### TEXTO DEL DOCUMENTO
——
Ambos autores vivieron y contaron el azote del cólera en París en 1832

Dibujo de Honoré Daumier sobre la epidemia
Dibujo de Honoré Daumier sobre la epidemia.

Los negacionistas tienen una larga tradición. Queda claro leyendo este pasaje del poeta alemán Heinrich Heine sobre la epidemia de cólera de París en 1832: “Circulan ahora por las calles sujetos disfrazados de cura asegurando que el mejor preservativo contra el cólera es un rosario consagrado. Los sansimonianos afirman que una de las ventaja de su religión es que ninguno de ellos puede morir del mal que nos asola: dado que el progreso es ley natural y teniendo en cuenta que el progreso social reside en el sansimonismo, mientras el número de sus apóstoles siga siendo insuficiente ninguno de ellos morirá”, recuerda. Un razonamiento sin fisuras.

Más idas de olla: “Los bonapartistas aseguran que, en cuanto uno sienta los primeros síntomas del cólera, se apresure a alzar la vista hacia la Columna Vendôme y sanará al instante. Cada uno tiene sus creencias en esta época calamitosa. Yo creo en la franela”, brome en medio del caos. Este es uno de los párrafos más divertidos y dramáticos de Paris 1832: la epidemia del cólera (Sequitur).

El párrafo que más puede interesar a nuestro Fernando Simón es este: “Las autoridades buscaban calmar a la gente: ‘Tratada con premura, la enfermedad no reviste mayores peligros. La higiene, el comer saludable, evitar los licores y todos los excesos bastan para prevenirla”. Traducido: como mucho habrá uno o dos casos aislados. Mientras tanto, en el mundo real, las cifras van cayendo a plomo: 300 fallecidos el 5 de abril, 814 el día 9 y todavía no había llegado lo peor. El día 18 se producen 700 muertos y 2.000 afectados. Una masacre.

Pandemia parisina

No todo son malas noticias: “A partir de entonces, la curva se va atenuando y, no obstante algún repunte durante el verano, a primeros de octubre se considera superada la epidemia. Entre marzo y octubre, serán, oficialmente, 18.402 los fallecidos. Oficialmente”, constata Heine escéptico. Ya entonces desconfiaba de las cifras oficiales. Los vivaces y elegantes dibujos de Honoré Daumier captan el horror de aquellos días.
——
### Datos de predicción de cuadros delimitadores

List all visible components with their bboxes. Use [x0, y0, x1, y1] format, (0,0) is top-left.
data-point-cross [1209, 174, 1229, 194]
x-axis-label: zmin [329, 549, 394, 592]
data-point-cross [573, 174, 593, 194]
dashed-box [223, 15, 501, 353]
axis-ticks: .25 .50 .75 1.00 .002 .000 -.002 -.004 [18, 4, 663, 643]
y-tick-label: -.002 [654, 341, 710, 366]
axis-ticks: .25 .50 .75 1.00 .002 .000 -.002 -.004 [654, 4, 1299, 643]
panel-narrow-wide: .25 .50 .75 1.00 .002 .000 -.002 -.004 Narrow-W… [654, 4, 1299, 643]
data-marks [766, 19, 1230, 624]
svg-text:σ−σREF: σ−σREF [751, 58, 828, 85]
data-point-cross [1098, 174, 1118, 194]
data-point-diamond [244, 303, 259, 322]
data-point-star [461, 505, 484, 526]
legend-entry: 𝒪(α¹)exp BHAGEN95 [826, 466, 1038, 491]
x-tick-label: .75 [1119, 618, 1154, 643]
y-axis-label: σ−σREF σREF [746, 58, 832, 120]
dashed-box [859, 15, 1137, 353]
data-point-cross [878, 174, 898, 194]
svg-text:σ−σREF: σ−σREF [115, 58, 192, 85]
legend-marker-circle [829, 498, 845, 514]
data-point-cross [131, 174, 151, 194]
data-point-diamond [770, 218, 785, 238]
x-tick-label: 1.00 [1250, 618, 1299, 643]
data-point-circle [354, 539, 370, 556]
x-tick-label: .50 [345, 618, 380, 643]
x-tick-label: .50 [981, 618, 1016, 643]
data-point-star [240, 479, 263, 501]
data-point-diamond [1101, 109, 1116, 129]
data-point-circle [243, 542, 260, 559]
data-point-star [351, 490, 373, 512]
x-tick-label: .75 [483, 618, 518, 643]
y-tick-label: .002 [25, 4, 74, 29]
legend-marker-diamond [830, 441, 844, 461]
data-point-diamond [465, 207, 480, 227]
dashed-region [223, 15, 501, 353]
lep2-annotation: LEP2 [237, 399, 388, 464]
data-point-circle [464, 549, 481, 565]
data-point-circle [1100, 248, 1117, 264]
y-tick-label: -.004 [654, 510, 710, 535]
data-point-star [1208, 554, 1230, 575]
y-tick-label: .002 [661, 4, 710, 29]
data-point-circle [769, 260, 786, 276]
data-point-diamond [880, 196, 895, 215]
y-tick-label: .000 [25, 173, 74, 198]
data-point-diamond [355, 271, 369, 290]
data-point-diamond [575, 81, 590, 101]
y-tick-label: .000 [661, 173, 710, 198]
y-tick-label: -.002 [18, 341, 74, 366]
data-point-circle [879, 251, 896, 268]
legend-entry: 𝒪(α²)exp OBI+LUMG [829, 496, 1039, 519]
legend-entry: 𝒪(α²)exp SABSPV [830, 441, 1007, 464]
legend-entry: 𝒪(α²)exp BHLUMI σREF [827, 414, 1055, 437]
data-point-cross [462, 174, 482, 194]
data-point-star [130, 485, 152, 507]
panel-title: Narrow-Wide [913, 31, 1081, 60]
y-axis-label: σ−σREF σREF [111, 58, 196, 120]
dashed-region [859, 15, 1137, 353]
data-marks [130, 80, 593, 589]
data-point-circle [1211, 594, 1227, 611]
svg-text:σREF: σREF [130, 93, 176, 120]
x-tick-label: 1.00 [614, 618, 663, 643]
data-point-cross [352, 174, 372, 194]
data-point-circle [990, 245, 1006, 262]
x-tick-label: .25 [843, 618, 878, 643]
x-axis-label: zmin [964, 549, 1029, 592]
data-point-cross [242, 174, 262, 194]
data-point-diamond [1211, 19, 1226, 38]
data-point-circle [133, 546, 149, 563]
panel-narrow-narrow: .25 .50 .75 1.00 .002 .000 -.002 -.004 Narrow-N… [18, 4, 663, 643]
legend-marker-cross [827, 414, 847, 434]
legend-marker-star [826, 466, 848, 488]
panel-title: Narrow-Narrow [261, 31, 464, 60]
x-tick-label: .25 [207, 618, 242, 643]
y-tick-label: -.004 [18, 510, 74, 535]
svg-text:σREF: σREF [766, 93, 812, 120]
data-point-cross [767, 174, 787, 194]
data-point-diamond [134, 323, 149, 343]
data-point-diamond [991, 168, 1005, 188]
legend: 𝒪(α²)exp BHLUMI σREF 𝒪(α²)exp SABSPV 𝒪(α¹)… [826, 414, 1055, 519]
——
### PARTES DEL EJERCICIO
1/ Según el texto sobre la epidemia de cólera de París en 1832, ¿cuántos fallecidos hubo oficialmente entre marzo y octubre?
2/ Escribe la continuación del texto sobre la epidemia de cólera de París en 1832 a partir de su última oración.

### RESPUESTAS DEL EJERCICIO
1/ Oficialmente hubo 18.402 fallecidos entre marzo y octubre.

2/
Los auténticos representantes de la riqueza, sin embargo, los señores Rotschild, se han quedado tan tranquilos en la capital

Por supuesto, el estatus económico fue una cuestión crucial: “El parisino pobre contemplaba lleno de resentimiento cómo el dinero es también un escudo protector contra la muerte. La mayor parte del juste milieu y del mundo de las altas finanzas se ha marchado y vive ahora en sus palacios. Los auténticos representantes de la riqueza, sin embargo, los señores Rothschild, se han quedado tan tranquilos en la capital como si quisieran demostrar que no solo son grandes y audaces en cuestiones de dinero”. La derechita valiente.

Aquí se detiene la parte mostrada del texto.